[Text section start]

But not all tournaments do this: for instance, knockout tournaments rarely have a qualifying round. The most important thing to understand is that if your tournament does have two separate phases of qualifiers, the format of the tournament is very likely going to be different in the first phase from the second. Be sure you’re familiar with how the tournament works the whole way through!
Common Pinball Tournament Formats
Let’s start off with a few tournaments that are seen pretty frequently. These tournaments are easy to run, fun to play in, and simple to understand, and are generally the most frequently run among not-so-competitive circles.
- Popularity: Common
- Complexity: Low
- Energy: Very casual
- Length: 2-3 hours, but can be longer
- Rules Summary: Lose games, get strikes. Three strikes, and you’re out!
Knockout tournaments are probably the most common kind of casual tournament. They're easy to run, easy to join, super simple to understand, and tons of fun. The premise is simple - you will be put into a group of four players and play one game. Third and fourth place get a strike; first and second are safe. Three strikes, and you're out of the tournament. The last person standing wins! (And obviously, when you're down to two or three players, only the lowest place in the group gets a strike.)
Knockouts are tons of fun and generally move quickly. There are a couple of other variations on the structure of strikes. "Fair Strikes" tournaments give strikes out in a 0/1/1/2 distribution (meaning first place gets no strikes, last place gets two), but also usually require five strikes to be eliminated. "Progressive Strikes" give strikes out as 0/1/2/3, typically requiring nine strikes or so. The number of strikes isn't fixed, though - tournaments can have as many strikes as they want. Obviously, the more strikes required to be eliminated, the longer the tournament will go.
Match Play Tournaments
- Popularity: Common
- Complexity: Low-medium
- Energy: Varies, but rarely super-competitive
- Length: 4-8 hours
- Rules Summary: Winning games = you get points. The more points, the higher rank you have.
These tournaments are pretty simple: in a round of match play, you'll be assigned a machine with three other players and play one game. Based on how that game goes, you'll be awarded some points based on the scoring scheme, which varies from tournament to tournament - 7/5/3/1 is a common one, meaning the highest score among the group gets 7 points, the second highest gets 5, etc. In subsequent rounds, groups are often organized by current score (meaning the highest-scoring players will play against the other highest-scoring players), although completely random groups are also common.
There are a couple of variations on how scoring is handled, but the goal is always to score the most points, so it shouldn’t change too much. A more significant variation is the number of games you play with a group in a round (such as playing four games in a row with the same four players rather than just one game), but again, this doesn’t change too much as far as strategy is concerned. After a predetermined time has passed, no new qualifying rounds will start, and players will be ranked based on how many points they’ve accumulated. The rankings can either be used to seed a final round or can just be the final results for the main tournament itself.
Match Play Variants
There exist quite a few variations on match play tournaments aside from the scoring, though! While the structure is the same, the timing and group sizes can vary! Some match play tournaments will use unusual scoring methods (such as 1/0/0/0, where only the winner gets a point) or pair players in groups of two rather than four (often called head-to-head match play).

[Text section end]

What is asked:
1) Please list every distribution of points or strikes that the pinball tournament text writes out as numbers separated by slashes.
2) Summarize the pinball tournament text in two sentences.

[Provided material start]

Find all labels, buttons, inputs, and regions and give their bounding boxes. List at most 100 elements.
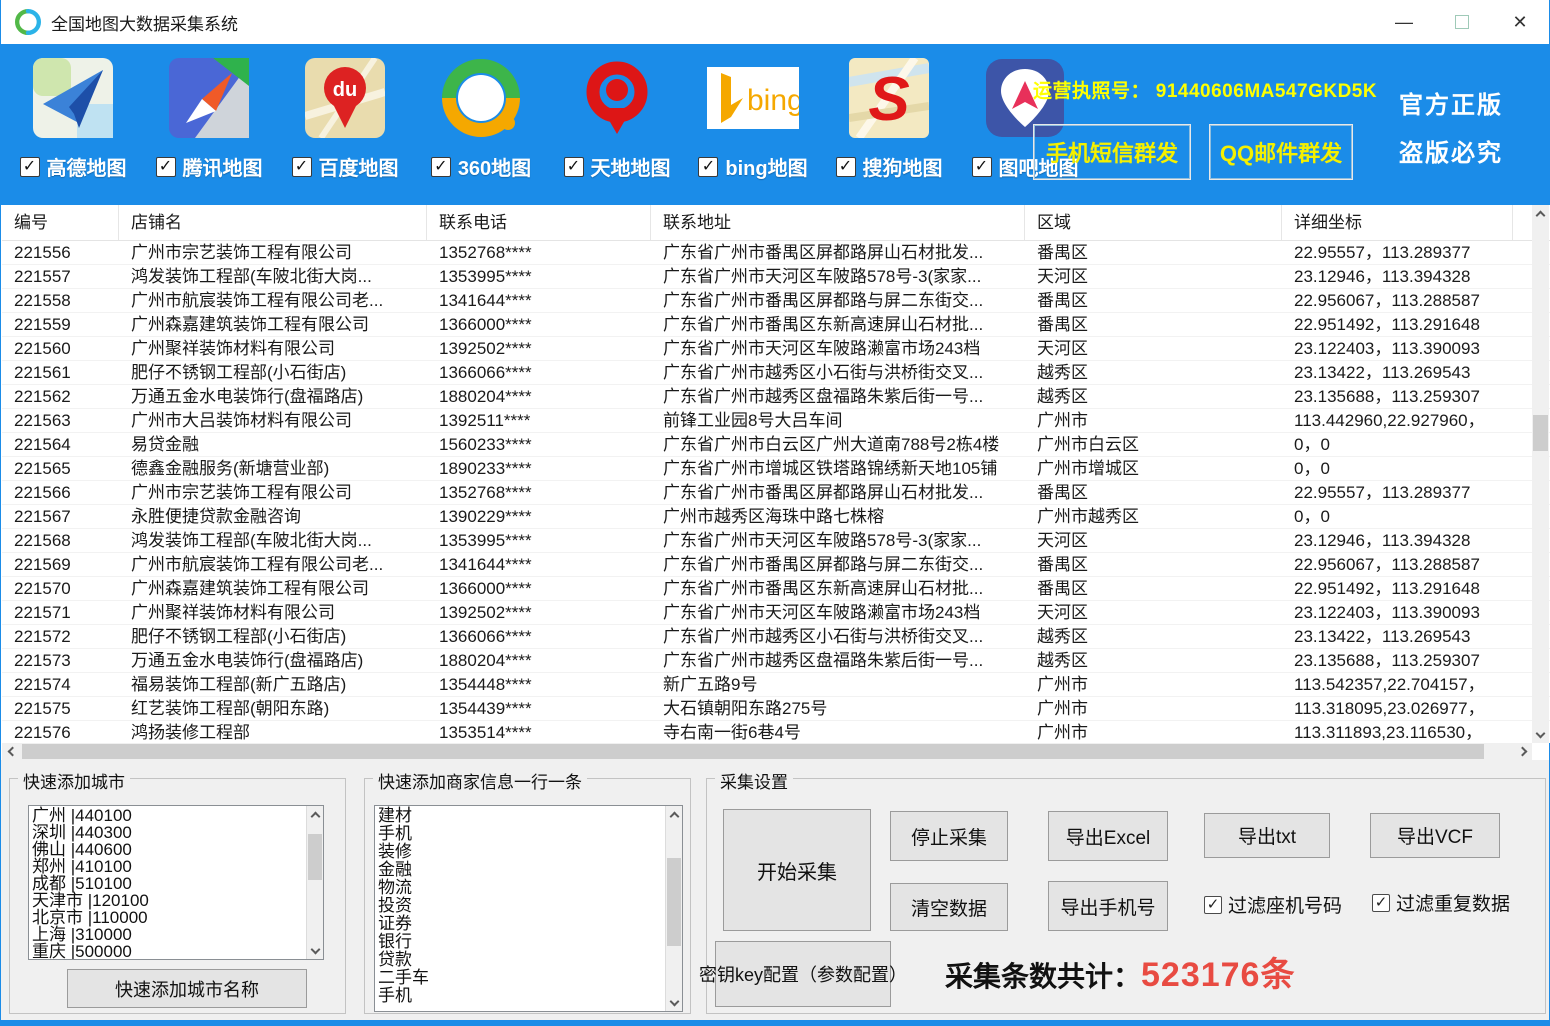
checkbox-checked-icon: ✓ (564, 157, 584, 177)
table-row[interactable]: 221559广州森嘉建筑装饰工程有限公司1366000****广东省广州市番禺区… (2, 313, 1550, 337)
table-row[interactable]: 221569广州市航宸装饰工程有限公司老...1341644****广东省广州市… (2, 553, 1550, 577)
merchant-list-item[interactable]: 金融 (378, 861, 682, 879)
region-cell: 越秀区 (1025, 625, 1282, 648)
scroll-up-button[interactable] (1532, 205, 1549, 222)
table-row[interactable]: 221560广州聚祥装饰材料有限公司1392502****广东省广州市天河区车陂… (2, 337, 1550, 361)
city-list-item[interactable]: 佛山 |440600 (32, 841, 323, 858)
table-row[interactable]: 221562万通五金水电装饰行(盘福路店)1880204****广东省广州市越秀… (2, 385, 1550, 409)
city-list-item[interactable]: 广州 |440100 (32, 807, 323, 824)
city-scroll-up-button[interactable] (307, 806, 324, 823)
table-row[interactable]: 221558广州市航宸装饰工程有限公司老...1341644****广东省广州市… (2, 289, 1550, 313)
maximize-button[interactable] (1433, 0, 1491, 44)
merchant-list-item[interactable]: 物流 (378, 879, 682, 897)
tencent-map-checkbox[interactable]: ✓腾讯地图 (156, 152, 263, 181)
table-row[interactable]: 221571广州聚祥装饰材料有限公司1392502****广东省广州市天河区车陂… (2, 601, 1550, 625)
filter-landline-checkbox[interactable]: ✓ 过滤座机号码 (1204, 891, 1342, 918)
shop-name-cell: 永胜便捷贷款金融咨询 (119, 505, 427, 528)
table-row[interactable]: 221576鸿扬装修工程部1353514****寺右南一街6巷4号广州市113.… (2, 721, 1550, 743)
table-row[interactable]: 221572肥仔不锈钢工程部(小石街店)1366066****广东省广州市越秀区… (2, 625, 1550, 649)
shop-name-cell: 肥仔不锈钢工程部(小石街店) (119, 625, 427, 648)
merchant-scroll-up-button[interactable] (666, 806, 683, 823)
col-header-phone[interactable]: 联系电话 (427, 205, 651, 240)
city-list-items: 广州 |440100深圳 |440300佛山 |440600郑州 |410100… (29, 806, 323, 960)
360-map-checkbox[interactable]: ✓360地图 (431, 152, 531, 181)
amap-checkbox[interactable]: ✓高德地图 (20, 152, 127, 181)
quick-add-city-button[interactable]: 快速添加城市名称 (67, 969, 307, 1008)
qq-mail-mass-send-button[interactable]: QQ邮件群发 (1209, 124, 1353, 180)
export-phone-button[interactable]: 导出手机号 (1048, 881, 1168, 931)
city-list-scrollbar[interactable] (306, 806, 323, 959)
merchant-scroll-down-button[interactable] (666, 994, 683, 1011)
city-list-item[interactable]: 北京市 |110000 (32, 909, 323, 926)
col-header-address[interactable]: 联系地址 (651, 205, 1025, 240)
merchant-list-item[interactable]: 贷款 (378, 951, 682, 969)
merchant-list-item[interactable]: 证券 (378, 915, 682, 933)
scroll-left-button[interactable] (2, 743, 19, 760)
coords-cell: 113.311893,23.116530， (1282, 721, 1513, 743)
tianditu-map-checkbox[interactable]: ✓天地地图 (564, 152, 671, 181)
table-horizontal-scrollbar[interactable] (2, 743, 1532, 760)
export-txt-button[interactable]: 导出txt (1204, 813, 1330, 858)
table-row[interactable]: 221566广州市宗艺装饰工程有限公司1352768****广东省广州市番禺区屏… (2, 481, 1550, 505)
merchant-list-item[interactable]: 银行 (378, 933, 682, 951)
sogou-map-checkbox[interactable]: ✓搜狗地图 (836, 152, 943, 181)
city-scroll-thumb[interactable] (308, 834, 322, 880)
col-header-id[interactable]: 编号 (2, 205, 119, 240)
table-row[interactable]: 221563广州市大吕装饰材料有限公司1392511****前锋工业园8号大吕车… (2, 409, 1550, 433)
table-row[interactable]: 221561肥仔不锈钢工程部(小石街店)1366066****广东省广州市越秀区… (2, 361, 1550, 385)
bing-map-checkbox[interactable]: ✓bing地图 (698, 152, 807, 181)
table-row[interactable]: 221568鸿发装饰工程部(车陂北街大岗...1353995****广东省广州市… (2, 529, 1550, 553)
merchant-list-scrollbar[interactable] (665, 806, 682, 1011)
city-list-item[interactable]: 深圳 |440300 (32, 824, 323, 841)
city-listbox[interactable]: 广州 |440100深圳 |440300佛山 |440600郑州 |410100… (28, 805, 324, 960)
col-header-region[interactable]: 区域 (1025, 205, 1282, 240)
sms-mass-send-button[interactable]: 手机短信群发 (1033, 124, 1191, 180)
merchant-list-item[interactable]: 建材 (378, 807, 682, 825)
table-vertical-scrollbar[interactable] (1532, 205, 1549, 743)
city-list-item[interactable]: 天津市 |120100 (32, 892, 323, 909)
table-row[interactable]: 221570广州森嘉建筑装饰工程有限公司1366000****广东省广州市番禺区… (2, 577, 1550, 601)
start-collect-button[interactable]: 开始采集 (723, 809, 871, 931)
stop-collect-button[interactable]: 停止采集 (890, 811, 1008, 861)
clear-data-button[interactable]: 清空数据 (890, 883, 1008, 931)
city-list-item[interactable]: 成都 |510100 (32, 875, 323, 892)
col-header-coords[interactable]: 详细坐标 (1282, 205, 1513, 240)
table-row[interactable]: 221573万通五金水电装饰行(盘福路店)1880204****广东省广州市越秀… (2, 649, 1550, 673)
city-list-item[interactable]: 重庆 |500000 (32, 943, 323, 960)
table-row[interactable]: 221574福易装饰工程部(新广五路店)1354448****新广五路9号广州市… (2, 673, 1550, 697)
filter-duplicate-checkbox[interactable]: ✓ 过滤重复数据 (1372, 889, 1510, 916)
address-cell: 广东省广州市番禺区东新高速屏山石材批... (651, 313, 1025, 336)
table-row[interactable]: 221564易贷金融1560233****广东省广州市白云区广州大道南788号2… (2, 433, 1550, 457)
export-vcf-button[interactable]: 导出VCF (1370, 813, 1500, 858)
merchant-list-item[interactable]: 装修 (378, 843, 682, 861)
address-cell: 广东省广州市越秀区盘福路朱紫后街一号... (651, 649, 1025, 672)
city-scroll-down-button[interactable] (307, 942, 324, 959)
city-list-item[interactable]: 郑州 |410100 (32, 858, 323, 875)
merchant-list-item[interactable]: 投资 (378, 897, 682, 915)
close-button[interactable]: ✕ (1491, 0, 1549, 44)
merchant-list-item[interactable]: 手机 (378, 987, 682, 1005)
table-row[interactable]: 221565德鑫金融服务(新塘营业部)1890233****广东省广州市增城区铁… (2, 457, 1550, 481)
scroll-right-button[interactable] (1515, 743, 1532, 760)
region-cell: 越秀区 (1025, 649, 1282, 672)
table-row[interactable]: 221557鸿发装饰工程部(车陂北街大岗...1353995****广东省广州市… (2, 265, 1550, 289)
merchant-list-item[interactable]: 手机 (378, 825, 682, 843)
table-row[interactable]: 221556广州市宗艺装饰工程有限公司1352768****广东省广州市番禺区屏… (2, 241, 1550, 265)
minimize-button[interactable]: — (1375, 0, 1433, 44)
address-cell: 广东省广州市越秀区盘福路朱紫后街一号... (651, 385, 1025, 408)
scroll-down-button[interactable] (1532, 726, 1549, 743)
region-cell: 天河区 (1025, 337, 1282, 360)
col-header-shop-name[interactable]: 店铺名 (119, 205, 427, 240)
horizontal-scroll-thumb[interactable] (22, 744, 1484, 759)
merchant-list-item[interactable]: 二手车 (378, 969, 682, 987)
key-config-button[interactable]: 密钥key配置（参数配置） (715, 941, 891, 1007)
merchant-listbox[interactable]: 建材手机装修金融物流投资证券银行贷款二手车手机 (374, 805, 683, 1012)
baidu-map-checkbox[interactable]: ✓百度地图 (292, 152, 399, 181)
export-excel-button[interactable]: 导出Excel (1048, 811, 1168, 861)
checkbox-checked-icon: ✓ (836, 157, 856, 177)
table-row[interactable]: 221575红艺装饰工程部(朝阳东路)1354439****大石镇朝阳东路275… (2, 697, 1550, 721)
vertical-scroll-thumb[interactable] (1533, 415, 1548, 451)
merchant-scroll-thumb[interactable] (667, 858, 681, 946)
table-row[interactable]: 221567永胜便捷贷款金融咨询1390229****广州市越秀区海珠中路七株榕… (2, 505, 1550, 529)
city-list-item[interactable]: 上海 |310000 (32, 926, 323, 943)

[Provided material end]

Task answers:
1)
- 0/1/1/2
- 0/1/2/3
- 7/5/3/1
- 1/0/0/0

2) Knockout tournaments, probably the most common casual format, put players in groups of four for one game, give strikes to the lower finishers, and eliminate anyone who reaches the strike limit until one player is left. Match play tournaments award points for each game under a scoring scheme such as 7/5/3/1 and rank players by accumulated points once a set time has passed, with variants that change the scoring, timing, or group size.